▸ **Work to be completed**
For the entries that follow, say how many lines hold the string "similar", with nothing else in the reply.

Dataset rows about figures
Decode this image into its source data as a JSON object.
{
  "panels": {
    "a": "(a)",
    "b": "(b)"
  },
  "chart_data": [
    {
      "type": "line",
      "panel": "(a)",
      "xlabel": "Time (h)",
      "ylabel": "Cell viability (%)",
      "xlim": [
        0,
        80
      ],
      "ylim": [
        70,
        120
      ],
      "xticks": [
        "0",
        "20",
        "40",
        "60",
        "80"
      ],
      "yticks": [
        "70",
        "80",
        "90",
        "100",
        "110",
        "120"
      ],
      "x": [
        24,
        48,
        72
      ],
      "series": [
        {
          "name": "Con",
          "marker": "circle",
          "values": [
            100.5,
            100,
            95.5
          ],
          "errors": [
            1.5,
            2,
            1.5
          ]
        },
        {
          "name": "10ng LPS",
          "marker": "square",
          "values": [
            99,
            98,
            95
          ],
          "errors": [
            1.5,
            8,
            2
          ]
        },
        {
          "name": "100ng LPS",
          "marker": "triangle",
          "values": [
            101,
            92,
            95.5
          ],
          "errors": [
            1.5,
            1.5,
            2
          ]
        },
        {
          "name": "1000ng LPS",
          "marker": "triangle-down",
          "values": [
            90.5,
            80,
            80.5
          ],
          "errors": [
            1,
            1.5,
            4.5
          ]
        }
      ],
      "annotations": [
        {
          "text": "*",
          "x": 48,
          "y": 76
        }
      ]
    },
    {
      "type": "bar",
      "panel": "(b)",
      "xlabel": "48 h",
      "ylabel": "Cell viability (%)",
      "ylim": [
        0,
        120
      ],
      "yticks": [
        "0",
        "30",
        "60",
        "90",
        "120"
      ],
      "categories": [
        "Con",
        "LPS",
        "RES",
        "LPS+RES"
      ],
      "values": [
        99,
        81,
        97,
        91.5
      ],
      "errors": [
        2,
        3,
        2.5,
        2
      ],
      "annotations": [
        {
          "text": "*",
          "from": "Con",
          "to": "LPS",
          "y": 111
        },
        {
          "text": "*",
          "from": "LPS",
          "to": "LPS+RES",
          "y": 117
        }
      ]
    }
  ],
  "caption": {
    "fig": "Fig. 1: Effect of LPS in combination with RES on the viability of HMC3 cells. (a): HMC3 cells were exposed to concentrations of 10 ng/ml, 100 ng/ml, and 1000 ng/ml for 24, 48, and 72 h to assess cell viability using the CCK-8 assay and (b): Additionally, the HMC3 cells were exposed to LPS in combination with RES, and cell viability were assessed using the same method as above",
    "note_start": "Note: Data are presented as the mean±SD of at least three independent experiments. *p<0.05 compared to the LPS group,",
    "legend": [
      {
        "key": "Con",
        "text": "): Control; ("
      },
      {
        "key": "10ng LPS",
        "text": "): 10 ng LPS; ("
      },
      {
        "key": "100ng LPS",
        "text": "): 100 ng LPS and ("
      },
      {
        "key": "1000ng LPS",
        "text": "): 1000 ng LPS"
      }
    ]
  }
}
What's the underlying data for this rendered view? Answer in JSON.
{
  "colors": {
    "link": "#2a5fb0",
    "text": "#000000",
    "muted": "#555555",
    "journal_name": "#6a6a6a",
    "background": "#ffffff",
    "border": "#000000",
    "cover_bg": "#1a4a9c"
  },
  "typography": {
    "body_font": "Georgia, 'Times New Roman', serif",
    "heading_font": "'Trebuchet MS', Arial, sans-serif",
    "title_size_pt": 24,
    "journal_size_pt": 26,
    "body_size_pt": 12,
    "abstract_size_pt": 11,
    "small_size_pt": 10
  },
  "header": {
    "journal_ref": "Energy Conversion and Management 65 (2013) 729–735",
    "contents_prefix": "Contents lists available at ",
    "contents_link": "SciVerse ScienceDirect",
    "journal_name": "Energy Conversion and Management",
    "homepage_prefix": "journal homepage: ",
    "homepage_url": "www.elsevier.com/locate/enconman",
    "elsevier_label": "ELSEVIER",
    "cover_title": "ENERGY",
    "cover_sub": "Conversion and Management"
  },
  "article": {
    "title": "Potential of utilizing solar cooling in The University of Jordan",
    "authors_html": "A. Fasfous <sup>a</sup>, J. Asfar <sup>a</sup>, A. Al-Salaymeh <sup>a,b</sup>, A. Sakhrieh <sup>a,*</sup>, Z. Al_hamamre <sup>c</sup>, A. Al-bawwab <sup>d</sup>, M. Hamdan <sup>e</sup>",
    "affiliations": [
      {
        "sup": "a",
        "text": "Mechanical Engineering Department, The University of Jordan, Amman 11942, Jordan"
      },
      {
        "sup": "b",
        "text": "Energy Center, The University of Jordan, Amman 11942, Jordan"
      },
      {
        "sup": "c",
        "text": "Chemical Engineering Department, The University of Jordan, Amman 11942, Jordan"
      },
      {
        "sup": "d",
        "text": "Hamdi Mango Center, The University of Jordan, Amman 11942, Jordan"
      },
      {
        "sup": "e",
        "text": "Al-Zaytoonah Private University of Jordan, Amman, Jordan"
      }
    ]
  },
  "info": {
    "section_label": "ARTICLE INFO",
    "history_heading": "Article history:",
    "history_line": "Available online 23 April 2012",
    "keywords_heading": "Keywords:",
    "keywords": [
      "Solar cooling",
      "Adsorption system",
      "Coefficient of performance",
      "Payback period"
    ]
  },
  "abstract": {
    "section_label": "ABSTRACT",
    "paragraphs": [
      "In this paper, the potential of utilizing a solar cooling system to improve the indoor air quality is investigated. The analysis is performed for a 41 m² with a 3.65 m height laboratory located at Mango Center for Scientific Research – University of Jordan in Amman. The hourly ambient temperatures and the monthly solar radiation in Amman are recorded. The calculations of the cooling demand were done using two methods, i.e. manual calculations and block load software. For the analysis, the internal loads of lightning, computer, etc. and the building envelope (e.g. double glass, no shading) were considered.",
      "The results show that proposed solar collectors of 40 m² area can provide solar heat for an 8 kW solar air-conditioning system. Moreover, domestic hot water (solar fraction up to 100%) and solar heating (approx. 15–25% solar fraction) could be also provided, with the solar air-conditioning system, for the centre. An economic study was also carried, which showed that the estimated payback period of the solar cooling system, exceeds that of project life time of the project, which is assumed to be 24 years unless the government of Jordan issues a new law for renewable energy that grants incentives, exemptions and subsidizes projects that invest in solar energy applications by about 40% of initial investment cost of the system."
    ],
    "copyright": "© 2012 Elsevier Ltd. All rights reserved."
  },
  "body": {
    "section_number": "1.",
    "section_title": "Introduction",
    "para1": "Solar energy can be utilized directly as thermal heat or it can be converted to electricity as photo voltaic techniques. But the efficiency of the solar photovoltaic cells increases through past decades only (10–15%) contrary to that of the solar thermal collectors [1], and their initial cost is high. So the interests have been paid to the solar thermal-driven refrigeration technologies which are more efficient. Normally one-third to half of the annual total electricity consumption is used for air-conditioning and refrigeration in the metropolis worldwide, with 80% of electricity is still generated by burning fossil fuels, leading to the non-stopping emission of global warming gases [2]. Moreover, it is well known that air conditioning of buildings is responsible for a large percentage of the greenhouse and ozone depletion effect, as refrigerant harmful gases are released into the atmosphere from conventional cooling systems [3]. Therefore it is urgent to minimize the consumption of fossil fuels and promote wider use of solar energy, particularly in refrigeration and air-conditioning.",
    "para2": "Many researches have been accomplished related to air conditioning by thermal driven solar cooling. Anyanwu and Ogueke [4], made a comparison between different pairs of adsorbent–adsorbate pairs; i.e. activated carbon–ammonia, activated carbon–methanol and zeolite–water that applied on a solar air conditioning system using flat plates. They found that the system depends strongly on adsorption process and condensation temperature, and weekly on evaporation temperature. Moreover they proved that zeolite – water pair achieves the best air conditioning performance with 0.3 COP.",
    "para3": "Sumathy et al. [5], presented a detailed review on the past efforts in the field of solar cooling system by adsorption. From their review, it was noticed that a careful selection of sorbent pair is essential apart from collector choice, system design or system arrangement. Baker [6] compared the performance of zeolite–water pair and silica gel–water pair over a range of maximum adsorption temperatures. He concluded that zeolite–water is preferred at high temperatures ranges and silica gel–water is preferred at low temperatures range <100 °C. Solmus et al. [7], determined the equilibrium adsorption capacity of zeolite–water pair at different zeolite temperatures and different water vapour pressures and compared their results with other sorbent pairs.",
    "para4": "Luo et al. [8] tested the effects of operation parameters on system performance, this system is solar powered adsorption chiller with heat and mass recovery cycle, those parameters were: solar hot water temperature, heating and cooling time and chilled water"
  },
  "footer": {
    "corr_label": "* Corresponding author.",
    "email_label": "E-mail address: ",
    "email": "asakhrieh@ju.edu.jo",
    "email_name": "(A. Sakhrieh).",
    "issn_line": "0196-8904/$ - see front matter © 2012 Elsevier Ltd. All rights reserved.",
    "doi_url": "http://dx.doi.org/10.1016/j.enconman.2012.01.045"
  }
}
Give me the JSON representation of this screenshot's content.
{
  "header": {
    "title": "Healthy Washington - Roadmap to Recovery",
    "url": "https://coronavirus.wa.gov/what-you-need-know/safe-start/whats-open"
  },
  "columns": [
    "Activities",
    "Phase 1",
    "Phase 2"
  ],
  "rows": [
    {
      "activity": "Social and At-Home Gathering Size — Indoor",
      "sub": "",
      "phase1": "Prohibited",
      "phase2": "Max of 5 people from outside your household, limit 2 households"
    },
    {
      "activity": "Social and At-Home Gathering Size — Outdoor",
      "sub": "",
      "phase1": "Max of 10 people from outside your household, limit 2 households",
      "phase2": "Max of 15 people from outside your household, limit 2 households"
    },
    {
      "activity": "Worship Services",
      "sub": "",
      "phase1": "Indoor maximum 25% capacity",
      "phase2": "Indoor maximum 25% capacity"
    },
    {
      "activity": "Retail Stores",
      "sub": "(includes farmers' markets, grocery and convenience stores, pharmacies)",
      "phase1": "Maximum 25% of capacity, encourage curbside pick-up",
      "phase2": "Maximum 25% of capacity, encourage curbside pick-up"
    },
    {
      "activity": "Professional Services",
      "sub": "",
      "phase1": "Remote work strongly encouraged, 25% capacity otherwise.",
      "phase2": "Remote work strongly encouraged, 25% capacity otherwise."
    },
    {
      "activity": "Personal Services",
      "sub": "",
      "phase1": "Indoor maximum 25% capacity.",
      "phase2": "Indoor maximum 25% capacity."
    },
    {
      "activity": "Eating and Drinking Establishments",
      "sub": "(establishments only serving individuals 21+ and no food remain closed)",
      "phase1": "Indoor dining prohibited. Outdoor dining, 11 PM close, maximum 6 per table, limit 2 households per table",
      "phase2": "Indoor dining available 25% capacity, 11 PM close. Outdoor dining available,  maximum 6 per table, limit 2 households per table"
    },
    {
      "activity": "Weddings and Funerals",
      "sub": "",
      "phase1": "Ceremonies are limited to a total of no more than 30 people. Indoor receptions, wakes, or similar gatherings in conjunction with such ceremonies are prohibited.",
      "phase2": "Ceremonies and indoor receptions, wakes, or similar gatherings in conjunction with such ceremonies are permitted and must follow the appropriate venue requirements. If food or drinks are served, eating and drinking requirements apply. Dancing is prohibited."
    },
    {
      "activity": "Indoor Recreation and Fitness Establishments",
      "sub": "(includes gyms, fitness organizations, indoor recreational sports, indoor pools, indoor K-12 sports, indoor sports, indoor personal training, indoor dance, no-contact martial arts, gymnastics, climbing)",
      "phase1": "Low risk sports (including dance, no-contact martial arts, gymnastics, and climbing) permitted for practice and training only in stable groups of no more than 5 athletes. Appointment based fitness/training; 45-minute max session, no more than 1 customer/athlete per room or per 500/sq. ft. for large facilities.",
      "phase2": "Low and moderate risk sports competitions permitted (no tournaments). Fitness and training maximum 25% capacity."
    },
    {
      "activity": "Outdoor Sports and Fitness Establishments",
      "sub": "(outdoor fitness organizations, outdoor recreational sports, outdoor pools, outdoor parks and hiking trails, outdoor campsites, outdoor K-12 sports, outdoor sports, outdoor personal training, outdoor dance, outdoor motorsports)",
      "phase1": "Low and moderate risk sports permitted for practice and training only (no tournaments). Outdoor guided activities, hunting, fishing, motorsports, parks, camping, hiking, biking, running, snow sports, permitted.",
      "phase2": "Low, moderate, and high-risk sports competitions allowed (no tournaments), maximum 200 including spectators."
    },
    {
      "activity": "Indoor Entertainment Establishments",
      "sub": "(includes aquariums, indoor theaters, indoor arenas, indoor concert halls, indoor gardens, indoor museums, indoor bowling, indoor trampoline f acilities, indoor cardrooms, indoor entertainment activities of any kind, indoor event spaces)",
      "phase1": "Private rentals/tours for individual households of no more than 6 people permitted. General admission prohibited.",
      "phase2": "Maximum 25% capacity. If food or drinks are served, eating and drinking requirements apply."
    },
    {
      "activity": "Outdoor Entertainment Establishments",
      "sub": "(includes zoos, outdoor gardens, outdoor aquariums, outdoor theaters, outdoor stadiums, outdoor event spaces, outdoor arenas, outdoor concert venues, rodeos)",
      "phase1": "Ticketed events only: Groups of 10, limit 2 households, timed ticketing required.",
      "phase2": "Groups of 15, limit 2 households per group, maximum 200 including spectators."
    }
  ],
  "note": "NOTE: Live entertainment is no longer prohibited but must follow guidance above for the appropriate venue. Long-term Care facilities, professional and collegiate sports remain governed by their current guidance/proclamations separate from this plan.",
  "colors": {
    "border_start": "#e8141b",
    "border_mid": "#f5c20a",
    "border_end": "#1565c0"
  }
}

▸ **Output**
2